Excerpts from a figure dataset
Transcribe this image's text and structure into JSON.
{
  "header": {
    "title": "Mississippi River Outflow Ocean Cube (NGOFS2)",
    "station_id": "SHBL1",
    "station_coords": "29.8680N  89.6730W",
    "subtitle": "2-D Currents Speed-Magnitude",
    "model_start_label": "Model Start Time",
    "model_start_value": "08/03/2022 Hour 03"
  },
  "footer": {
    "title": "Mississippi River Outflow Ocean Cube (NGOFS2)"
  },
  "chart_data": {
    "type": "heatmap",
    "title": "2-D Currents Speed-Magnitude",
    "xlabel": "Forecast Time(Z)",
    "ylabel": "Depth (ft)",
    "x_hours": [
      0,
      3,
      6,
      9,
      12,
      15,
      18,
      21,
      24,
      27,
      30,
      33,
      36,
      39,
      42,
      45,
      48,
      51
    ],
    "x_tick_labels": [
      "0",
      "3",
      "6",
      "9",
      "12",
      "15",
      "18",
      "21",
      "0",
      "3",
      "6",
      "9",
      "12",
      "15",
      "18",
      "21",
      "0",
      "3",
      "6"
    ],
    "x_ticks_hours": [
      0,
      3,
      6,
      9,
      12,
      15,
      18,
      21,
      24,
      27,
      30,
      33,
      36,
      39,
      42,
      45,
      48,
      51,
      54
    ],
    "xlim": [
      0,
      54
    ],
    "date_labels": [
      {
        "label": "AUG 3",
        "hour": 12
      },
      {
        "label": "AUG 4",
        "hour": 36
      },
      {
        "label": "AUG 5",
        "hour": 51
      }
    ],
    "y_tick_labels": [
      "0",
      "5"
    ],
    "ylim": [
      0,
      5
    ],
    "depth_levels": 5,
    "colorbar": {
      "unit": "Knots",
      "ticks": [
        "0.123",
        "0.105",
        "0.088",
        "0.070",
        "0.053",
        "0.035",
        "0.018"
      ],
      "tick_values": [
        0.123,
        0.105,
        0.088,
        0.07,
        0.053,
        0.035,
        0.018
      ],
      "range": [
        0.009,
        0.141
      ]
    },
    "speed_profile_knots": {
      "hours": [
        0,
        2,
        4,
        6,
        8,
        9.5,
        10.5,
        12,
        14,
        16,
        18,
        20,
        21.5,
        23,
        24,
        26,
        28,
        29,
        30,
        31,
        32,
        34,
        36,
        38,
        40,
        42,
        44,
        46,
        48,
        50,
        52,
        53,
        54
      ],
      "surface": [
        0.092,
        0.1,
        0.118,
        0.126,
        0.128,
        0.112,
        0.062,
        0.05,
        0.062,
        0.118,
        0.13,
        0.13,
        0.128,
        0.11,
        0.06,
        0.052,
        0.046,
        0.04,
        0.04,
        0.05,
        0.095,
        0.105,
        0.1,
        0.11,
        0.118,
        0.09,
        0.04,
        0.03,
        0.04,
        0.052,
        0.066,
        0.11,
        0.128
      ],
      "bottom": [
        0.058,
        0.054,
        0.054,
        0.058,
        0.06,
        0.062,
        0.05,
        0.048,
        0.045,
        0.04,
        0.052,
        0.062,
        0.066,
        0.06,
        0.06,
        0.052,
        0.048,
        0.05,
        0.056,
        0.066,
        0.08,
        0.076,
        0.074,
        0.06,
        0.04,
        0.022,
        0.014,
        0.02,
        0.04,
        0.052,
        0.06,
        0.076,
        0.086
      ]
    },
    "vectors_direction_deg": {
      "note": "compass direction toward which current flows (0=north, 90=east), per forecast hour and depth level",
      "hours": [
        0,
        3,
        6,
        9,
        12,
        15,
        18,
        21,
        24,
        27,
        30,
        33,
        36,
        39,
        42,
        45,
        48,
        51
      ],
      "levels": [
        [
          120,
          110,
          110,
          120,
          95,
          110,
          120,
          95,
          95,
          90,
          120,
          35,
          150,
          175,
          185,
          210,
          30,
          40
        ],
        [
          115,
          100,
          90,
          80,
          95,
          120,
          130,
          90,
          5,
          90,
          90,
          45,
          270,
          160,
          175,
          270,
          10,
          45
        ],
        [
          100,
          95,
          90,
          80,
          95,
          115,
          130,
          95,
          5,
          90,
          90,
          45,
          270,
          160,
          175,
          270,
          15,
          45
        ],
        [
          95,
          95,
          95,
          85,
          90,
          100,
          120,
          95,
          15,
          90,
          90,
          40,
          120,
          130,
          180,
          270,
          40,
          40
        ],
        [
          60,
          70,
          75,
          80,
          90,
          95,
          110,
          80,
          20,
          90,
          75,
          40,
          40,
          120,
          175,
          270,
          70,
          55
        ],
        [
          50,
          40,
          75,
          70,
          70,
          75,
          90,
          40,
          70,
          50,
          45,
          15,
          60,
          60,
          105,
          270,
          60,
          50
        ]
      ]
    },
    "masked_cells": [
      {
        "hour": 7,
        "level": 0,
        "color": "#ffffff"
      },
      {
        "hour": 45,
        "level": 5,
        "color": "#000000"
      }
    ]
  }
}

What you will do: Your task is to reproduce the whole listing exactly.

Final result:
Transcribe this image's text and structure into JSON.
{
  "header": {
    "title": "Mississippi River Outflow Ocean Cube (NGOFS2)",
    "station_id": "SHBL1",
    "station_coords": "29.8680N  89.6730W",
    "subtitle": "2-D Currents Speed-Magnitude",
    "model_start_label": "Model Start Time",
    "model_start_value": "08/03/2022 Hour 03"
  },
  "footer": {
    "title": "Mississippi River Outflow Ocean Cube (NGOFS2)"
  },
  "chart_data": {
    "type": "heatmap",
    "title": "2-D Currents Speed-Magnitude",
    "xlabel": "Forecast Time(Z)",
    "ylabel": "Depth (ft)",
    "x_hours": [
      0,
      3,
      6,
      9,
      12,
      15,
      18,
      21,
      24,
      27,
      30,
      33,
      36,
      39,
      42,
      45,
      48,
      51
    ],
    "x_tick_labels": [
      "0",
      "3",
      "6",
      "9",
      "12",
      "15",
      "18",
      "21",
      "0",
      "3",
      "6",
      "9",
      "12",
      "15",
      "18",
      "21",
      "0",
      "3",
      "6"
    ],
    "x_ticks_hours": [
      0,
      3,
      6,
      9,
      12,
      15,
      18,
      21,
      24,
      27,
      30,
      33,
      36,
      39,
      42,
      45,
      48,
      51,
      54
    ],
    "xlim": [
      0,
      54
    ],
    "date_labels": [
      {
        "label": "AUG 3",
        "hour": 12
      },
      {
        "label": "AUG 4",
        "hour": 36
      },
      {
        "label": "AUG 5",
        "hour": 51
      }
    ],
    "y_tick_labels": [
      "0",
      "5"
    ],
    "ylim": [
      0,
      5
    ],
    "depth_levels": 5,
    "colorbar": {
      "unit": "Knots",
      "ticks": [
        "0.123",
        "0.105",
        "0.088",
        "0.070",
        "0.053",
        "0.035",
        "0.018"
      ],
      "tick_values": [
        0.123,
        0.105,
        0.088,
        0.07,
        0.053,
        0.035,
        0.018
      ],
      "range": [
        0.009,
        0.141
      ]
    },
    "speed_profile_knots": {
      "hours": [
        0,
        2,
        4,
        6,
        8,
        9.5,
        10.5,
        12,
        14,
        16,
        18,
        20,
        21.5,
        23,
        24,
        26,
        28,
        29,
        30,
        31,
        32,
        34,
        36,
        38,
        40,
        42,
        44,
        46,
        48,
        50,
        52,
        53,
        54
      ],
      "surface": [
        0.092,
        0.1,
        0.118,
        0.126,
        0.128,
        0.112,
        0.062,
        0.05,
        0.062,
        0.118,
        0.13,
        0.13,
        0.128,
        0.11,
        0.06,
        0.052,
        0.046,
        0.04,
        0.04,
        0.05,
        0.095,
        0.105,
        0.1,
        0.11,
        0.118,
        0.09,
        0.04,
        0.03,
        0.04,
        0.052,
        0.066,
        0.11,
        0.128
      ],
      "bottom": [
        0.058,
        0.054,
        0.054,
        0.058,
        0.06,
        0.062,
        0.05,
        0.048,
        0.045,
        0.04,
        0.052,
        0.062,
        0.066,
        0.06,
        0.06,
        0.052,
        0.048,
        0.05,
        0.056,
        0.066,
        0.08,
        0.076,
        0.074,
        0.06,
        0.04,
        0.022,
        0.014,
        0.02,
        0.04,
        0.052,
        0.06,
        0.076,
        0.086
      ]
    },
    "vectors_direction_deg": {
      "note": "compass direction toward which current flows (0=north, 90=east), per forecast hour and depth level",
      "hours": [
        0,
        3,
        6,
        9,
        12,
        15,
        18,
        21,
        24,
        27,
        30,
        33,
        36,
        39,
        42,
        45,
        48,
        51
      ],
      "levels": [
        [
          120,
          110,
          110,
          120,
          95,
          110,
          120,
          95,
          95,
          90,
          120,
          35,
          150,
          175,
          185,
          210,
          30,
          40
        ],
        [
          115,
          100,
          90,
          80,
          95,
          120,
          130,
          90,
          5,
          90,
          90,
          45,
          270,
          160,
          175,
          270,
          10,
          45
        ],
        [
          100,
          95,
          90,
          80,
          95,
          115,
          130,
          95,
          5,
          90,
          90,
          45,
          270,
          160,
          175,
          270,
          15,
          45
        ],
        [
          95,
          95,
          95,
          85,
          90,
          100,
          120,
          95,
          15,
          90,
          90,
          40,
          120,
          130,
          180,
          270,
          40,
          40
        ],
        [
          60,
          70,
          75,
          80,
          90,
          95,
          110,
          80,
          20,
          90,
          75,
          40,
          40,
          120,
          175,
          270,
          70,
          55
        ],
        [
          50,
          40,
          75,
          70,
          70,
          75,
          90,
          40,
          70,
          50,
          45,
          15,
          60,
          60,
          105,
          270,
          60,
          50
        ]
      ]
    },
    "masked_cells": [
      {
        "hour": 7,
        "level": 0,
        "color": "#ffffff"
      },
      {
        "hour": 45,
        "level": 5,
        "color": "#000000"
      }
    ]
  }
}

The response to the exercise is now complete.